--- START OF Extracted information ---

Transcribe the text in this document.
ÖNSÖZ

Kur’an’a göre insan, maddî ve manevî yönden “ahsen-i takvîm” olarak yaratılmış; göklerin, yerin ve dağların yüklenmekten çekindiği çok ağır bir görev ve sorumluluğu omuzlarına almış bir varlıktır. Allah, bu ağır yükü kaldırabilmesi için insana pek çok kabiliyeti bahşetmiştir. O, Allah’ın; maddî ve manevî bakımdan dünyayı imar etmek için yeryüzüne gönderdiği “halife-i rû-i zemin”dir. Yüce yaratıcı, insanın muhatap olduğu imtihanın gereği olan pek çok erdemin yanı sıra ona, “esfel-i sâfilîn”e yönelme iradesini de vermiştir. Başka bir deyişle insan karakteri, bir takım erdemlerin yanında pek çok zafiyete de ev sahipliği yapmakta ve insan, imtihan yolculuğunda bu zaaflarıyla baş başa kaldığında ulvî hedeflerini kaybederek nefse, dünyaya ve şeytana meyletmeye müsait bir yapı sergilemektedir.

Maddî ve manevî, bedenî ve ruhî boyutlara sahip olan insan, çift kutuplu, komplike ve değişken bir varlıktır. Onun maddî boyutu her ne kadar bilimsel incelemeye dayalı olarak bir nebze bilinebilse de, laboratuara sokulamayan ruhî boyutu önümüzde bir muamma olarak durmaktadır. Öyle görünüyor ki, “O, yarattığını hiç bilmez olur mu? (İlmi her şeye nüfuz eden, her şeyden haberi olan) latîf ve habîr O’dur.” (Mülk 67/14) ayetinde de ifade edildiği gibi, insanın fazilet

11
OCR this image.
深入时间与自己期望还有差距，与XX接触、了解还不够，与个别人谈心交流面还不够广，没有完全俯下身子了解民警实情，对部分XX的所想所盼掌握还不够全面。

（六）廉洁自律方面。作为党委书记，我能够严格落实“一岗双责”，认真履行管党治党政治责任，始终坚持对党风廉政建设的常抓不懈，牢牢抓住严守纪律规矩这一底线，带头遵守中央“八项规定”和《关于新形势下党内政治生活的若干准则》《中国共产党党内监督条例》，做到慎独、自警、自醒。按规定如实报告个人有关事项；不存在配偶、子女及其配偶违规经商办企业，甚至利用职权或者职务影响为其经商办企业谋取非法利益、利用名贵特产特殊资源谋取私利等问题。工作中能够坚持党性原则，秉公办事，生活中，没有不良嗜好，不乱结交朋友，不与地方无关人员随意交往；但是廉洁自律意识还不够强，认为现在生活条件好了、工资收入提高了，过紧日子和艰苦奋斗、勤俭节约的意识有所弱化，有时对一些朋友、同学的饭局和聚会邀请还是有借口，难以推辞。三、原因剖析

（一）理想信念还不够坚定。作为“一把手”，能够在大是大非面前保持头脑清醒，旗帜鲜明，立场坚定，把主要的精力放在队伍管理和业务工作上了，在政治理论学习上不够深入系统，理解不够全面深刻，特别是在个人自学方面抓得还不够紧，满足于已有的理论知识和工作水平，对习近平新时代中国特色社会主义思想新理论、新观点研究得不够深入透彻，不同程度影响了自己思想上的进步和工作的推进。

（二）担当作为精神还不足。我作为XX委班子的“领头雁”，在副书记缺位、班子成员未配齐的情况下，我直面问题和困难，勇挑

--- END OF Extracted information ---

◆ Set problem: Return the lines beginning at the one that contains "OCR this image." and continuing through the last line of the data, exactly as they stand and without any others.

◆ Solution to this exercise:
OCR this image.
深入时间与自己期望还有差距，与XX接触、了解还不够，与个别人谈心交流面还不够广，没有完全俯下身子了解民警实情，对部分XX的所想所盼掌握还不够全面。

（六）廉洁自律方面。作为党委书记，我能够严格落实“一岗双责”，认真履行管党治党政治责任，始终坚持对党风廉政建设的常抓不懈，牢牢抓住严守纪律规矩这一底线，带头遵守中央“八项规定”和《关于新形势下党内政治生活的若干准则》《中国共产党党内监督条例》，做到慎独、自警、自醒。按规定如实报告个人有关事项；不存在配偶、子女及其配偶违规经商办企业，甚至利用职权或者职务影响为其经商办企业谋取非法利益、利用名贵特产特殊资源谋取私利等问题。工作中能够坚持党性原则，秉公办事，生活中，没有不良嗜好，不乱结交朋友，不与地方无关人员随意交往；但是廉洁自律意识还不够强，认为现在生活条件好了、工资收入提高了，过紧日子和艰苦奋斗、勤俭节约的意识有所弱化，有时对一些朋友、同学的饭局和聚会邀请还是有借口，难以推辞。三、原因剖析

（一）理想信念还不够坚定。作为“一把手”，能够在大是大非面前保持头脑清醒，旗帜鲜明，立场坚定，把主要的精力放在队伍管理和业务工作上了，在政治理论学习上不够深入系统，理解不够全面深刻，特别是在个人自学方面抓得还不够紧，满足于已有的理论知识和工作水平，对习近平新时代中国特色社会主义思想新理论、新观点研究得不够深入透彻，不同程度影响了自己思想上的进步和工作的推进。

（二）担当作为精神还不足。我作为XX委班子的“领头雁”，在副书记缺位、班子成员未配齐的情况下，我直面问题和困难，勇挑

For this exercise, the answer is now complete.